# Exercise prompt
Take the line that contains "Serialize everything readable" and every line after it in the material below, and quote them exactly.

# Exercise material
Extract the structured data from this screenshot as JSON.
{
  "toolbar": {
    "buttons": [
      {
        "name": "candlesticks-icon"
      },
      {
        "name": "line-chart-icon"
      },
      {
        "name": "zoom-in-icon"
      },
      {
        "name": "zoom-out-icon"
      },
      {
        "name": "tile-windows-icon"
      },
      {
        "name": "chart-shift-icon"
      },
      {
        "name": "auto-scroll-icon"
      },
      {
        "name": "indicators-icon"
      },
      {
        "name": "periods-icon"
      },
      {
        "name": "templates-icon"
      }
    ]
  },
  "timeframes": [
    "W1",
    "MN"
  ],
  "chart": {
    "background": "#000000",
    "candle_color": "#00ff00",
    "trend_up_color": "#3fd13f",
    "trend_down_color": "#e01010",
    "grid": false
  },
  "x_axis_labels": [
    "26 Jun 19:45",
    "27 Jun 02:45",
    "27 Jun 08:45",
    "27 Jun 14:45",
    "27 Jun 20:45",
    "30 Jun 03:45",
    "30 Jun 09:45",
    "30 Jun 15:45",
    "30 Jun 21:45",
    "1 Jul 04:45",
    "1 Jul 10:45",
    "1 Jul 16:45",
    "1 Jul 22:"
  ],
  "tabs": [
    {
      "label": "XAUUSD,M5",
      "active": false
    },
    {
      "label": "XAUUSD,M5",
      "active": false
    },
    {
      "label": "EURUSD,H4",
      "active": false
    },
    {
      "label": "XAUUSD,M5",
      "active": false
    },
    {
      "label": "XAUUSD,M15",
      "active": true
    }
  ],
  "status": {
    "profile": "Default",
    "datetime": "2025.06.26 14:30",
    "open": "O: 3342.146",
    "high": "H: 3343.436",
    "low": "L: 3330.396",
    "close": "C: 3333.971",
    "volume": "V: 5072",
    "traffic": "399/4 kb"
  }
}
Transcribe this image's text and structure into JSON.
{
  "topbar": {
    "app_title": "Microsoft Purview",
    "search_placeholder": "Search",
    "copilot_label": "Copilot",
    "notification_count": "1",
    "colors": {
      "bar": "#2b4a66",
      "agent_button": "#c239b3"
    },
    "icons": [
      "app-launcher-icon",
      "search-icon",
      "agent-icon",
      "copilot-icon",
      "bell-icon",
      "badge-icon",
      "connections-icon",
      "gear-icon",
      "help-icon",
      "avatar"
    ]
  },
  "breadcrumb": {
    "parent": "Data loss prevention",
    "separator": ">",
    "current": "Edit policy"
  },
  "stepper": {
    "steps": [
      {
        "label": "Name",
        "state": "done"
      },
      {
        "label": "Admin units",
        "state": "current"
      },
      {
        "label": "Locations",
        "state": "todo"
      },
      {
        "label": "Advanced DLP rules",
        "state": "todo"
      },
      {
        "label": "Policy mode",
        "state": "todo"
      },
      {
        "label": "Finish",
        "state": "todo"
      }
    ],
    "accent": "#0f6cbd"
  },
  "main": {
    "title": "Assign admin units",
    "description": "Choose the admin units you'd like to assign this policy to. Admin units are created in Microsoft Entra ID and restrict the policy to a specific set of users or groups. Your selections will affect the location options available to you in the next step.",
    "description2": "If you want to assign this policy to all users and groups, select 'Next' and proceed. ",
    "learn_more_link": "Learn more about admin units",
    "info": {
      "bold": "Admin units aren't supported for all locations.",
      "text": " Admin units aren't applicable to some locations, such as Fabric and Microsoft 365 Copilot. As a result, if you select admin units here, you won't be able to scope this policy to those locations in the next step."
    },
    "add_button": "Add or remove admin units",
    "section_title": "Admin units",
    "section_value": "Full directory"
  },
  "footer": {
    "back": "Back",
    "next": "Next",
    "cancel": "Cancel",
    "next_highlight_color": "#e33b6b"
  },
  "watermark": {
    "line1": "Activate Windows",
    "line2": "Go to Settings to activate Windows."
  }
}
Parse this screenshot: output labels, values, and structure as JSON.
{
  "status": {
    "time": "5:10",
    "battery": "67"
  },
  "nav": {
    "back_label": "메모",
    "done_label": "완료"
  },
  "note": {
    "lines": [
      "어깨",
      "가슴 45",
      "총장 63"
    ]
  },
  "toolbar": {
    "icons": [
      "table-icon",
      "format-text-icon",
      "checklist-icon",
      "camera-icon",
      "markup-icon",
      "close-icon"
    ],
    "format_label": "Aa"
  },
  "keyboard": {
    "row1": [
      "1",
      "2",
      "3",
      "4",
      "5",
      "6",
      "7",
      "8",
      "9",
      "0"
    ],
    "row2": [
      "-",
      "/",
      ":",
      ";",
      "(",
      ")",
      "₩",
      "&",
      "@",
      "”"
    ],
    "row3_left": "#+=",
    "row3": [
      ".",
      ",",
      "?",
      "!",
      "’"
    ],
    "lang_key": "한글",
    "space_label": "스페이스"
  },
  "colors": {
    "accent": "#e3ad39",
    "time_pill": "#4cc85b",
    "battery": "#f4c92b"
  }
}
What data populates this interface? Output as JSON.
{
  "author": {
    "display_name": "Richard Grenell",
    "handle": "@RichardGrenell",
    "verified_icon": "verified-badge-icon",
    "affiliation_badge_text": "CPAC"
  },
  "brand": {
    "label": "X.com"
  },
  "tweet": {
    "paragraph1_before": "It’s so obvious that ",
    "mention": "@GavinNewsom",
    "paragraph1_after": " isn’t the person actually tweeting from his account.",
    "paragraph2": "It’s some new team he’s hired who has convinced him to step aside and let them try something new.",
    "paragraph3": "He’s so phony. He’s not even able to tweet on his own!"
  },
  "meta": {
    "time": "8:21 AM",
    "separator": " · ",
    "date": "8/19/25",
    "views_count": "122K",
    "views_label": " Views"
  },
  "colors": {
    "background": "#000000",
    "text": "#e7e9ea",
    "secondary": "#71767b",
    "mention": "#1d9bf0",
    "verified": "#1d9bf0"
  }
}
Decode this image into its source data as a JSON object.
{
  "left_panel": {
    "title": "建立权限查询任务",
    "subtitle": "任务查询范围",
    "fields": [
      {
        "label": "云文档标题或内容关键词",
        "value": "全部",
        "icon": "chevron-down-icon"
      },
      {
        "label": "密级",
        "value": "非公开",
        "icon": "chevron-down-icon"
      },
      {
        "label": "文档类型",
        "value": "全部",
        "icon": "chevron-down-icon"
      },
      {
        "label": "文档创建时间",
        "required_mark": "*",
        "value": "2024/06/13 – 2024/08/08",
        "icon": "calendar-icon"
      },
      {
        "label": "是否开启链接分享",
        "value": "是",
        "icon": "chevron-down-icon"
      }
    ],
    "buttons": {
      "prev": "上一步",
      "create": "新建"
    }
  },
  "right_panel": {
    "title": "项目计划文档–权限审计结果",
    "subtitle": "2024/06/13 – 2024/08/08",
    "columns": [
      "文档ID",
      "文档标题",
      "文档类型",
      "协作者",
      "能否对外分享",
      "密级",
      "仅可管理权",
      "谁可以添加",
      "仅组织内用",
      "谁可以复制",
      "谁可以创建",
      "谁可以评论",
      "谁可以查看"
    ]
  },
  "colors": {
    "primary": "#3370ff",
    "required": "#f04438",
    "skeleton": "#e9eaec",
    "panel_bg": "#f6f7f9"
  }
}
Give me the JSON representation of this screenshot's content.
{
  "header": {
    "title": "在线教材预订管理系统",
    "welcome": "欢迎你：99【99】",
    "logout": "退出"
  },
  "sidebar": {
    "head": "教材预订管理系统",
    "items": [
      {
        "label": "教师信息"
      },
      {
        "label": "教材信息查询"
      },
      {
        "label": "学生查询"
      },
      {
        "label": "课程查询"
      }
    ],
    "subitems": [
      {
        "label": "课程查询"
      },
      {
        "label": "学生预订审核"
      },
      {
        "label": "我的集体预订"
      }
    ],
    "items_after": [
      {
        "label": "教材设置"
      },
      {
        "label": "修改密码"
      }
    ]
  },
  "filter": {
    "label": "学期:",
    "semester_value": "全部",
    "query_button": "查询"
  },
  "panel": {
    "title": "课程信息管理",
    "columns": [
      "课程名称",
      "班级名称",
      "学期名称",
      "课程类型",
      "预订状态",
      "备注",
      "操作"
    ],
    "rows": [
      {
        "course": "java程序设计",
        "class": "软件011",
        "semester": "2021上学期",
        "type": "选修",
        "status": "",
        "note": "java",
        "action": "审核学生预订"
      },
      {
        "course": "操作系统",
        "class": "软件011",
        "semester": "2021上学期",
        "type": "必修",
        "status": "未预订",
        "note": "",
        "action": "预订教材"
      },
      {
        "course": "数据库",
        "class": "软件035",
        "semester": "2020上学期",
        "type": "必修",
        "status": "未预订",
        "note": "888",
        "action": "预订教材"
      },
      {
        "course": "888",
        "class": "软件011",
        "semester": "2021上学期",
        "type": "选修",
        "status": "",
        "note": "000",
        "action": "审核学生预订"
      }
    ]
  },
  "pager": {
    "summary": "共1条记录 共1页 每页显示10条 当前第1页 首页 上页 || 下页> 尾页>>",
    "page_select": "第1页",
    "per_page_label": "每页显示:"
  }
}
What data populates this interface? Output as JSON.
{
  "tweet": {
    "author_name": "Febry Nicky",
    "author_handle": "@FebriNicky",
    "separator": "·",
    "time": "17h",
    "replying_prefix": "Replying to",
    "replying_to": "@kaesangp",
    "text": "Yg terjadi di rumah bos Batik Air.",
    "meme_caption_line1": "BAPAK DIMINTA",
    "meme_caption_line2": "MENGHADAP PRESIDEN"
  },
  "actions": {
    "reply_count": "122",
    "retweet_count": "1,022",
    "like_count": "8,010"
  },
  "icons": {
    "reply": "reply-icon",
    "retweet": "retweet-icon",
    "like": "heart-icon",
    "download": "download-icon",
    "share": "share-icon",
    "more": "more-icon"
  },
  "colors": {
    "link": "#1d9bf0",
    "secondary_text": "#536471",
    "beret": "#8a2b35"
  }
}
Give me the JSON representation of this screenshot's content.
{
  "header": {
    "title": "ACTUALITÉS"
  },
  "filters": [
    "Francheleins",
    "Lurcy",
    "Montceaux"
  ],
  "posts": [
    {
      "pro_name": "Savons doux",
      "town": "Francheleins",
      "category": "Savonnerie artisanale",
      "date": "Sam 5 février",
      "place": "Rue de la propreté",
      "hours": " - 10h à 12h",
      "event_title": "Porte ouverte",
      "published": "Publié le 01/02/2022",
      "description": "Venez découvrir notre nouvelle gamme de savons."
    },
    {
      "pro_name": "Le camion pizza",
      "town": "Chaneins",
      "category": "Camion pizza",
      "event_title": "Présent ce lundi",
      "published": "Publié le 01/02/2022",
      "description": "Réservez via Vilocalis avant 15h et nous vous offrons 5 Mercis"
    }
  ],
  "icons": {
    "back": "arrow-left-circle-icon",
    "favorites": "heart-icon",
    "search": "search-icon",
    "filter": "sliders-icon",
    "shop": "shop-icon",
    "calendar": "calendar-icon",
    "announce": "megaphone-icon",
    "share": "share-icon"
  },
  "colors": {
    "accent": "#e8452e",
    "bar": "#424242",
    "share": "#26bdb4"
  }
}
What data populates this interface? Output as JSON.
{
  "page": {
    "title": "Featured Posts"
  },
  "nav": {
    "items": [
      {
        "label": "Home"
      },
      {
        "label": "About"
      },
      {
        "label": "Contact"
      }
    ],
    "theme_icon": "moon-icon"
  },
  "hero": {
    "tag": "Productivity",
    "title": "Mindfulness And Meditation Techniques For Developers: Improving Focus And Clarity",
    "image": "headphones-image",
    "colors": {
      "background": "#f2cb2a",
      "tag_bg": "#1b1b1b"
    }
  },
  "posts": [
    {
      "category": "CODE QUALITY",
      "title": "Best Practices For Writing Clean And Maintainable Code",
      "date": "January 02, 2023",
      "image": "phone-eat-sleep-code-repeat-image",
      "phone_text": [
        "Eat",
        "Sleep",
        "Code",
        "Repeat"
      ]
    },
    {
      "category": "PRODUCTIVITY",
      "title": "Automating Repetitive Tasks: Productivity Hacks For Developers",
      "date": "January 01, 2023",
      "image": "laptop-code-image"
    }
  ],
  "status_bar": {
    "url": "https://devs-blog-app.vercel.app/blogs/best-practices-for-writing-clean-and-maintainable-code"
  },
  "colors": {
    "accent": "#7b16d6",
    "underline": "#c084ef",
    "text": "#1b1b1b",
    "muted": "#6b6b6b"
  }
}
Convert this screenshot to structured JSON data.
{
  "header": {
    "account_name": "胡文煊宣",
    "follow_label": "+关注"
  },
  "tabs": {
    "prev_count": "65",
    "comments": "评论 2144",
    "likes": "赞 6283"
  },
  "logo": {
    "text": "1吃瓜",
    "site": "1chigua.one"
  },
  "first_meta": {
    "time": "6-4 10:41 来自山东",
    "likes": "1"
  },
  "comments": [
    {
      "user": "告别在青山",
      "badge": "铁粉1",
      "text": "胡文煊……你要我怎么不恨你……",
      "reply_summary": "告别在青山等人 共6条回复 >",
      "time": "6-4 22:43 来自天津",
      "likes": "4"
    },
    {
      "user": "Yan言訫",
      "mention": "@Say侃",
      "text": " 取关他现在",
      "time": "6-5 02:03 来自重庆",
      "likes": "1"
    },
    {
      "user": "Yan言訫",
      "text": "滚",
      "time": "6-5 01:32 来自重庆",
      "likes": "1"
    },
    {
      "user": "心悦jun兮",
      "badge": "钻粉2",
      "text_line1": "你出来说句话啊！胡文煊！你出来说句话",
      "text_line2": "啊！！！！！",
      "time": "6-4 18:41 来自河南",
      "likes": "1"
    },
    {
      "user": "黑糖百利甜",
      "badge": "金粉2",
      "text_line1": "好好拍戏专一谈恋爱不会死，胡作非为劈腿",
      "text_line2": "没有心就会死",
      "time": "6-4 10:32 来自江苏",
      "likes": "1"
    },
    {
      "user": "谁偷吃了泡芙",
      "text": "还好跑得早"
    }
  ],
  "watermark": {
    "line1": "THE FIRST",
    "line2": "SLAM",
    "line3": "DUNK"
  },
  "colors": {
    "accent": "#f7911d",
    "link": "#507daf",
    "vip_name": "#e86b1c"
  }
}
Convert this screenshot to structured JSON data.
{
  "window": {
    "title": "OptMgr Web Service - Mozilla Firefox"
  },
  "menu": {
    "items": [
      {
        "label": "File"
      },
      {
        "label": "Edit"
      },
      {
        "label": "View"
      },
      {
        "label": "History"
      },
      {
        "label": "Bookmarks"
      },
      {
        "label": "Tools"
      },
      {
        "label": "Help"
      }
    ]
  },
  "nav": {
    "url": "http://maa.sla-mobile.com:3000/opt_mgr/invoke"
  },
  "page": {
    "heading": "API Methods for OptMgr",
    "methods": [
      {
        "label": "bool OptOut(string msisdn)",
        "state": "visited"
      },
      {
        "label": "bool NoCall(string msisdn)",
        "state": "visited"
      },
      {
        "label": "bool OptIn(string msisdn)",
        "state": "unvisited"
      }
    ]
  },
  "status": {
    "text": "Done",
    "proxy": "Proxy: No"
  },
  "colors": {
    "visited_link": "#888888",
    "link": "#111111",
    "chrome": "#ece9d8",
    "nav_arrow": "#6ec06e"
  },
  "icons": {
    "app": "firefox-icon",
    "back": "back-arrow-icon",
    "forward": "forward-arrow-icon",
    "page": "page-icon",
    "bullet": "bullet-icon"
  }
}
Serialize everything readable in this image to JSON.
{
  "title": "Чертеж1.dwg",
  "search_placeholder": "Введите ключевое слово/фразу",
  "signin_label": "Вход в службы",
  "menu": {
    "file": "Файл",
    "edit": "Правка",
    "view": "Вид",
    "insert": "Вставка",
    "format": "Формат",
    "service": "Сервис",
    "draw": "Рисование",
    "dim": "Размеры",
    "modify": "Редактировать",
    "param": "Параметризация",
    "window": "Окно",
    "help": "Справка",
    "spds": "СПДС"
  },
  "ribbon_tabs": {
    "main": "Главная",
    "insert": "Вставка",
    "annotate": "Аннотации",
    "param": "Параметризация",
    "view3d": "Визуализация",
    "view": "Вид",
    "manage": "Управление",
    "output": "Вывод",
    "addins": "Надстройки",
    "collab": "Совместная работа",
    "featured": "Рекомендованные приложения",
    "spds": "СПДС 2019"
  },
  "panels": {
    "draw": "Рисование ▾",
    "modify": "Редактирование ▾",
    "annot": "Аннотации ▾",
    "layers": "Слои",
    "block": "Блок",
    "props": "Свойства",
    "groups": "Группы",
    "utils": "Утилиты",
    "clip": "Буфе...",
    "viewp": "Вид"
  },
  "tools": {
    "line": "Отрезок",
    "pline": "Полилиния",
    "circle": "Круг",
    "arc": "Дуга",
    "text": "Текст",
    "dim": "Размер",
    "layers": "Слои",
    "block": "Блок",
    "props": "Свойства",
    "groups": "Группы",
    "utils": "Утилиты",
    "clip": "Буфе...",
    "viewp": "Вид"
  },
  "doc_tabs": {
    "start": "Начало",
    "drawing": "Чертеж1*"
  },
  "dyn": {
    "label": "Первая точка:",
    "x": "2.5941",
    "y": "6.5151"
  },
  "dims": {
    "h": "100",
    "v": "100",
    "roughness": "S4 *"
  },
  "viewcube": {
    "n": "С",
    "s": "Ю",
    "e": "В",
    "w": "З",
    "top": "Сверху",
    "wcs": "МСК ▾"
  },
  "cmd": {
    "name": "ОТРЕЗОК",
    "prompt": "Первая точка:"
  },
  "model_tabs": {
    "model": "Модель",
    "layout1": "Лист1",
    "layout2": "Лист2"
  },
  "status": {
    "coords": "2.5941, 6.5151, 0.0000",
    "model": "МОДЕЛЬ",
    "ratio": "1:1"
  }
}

# Answer below
Serialize everything readable in this image to JSON.
{
  "title": "Чертеж1.dwg",
  "search_placeholder": "Введите ключевое слово/фразу",
  "signin_label": "Вход в службы",
  "menu": {
    "file": "Файл",
    "edit": "Правка",
    "view": "Вид",
    "insert": "Вставка",
    "format": "Формат",
    "service": "Сервис",
    "draw": "Рисование",
    "dim": "Размеры",
    "modify": "Редактировать",
    "param": "Параметризация",
    "window": "Окно",
    "help": "Справка",
    "spds": "СПДС"
  },
  "ribbon_tabs": {
    "main": "Главная",
    "insert": "Вставка",
    "annotate": "Аннотации",
    "param": "Параметризация",
    "view3d": "Визуализация",
    "view": "Вид",
    "manage": "Управление",
    "output": "Вывод",
    "addins": "Надстройки",
    "collab": "Совместная работа",
    "featured": "Рекомендованные приложения",
    "spds": "СПДС 2019"
  },
  "panels": {
    "draw": "Рисование ▾",
    "modify": "Редактирование ▾",
    "annot": "Аннотации ▾",
    "layers": "Слои",
    "block": "Блок",
    "props": "Свойства",
    "groups": "Группы",
    "utils": "Утилиты",
    "clip": "Буфе...",
    "viewp": "Вид"
  },
  "tools": {
    "line": "Отрезок",
    "pline": "Полилиния",
    "circle": "Круг",
    "arc": "Дуга",
    "text": "Текст",
    "dim": "Размер",
    "layers": "Слои",
    "block": "Блок",
    "props": "Свойства",
    "groups": "Группы",
    "utils": "Утилиты",
    "clip": "Буфе...",
    "viewp": "Вид"
  },
  "doc_tabs": {
    "start": "Начало",
    "drawing": "Чертеж1*"
  },
  "dyn": {
    "label": "Первая точка:",
    "x": "2.5941",
    "y": "6.5151"
  },
  "dims": {
    "h": "100",
    "v": "100",
    "roughness": "S4 *"
  },
  "viewcube": {
    "n": "С",
    "s": "Ю",
    "e": "В",
    "w": "З",
    "top": "Сверху",
    "wcs": "МСК ▾"
  },
  "cmd": {
    "name": "ОТРЕЗОК",
    "prompt": "Первая точка:"
  },
  "model_tabs": {
    "model": "Модель",
    "layout1": "Лист1",
    "layout2": "Лист2"
  },
  "status": {
    "coords": "2.5941, 6.5151, 0.0000",
    "model": "МОДЕЛЬ",
    "ratio": "1:1"
  }
}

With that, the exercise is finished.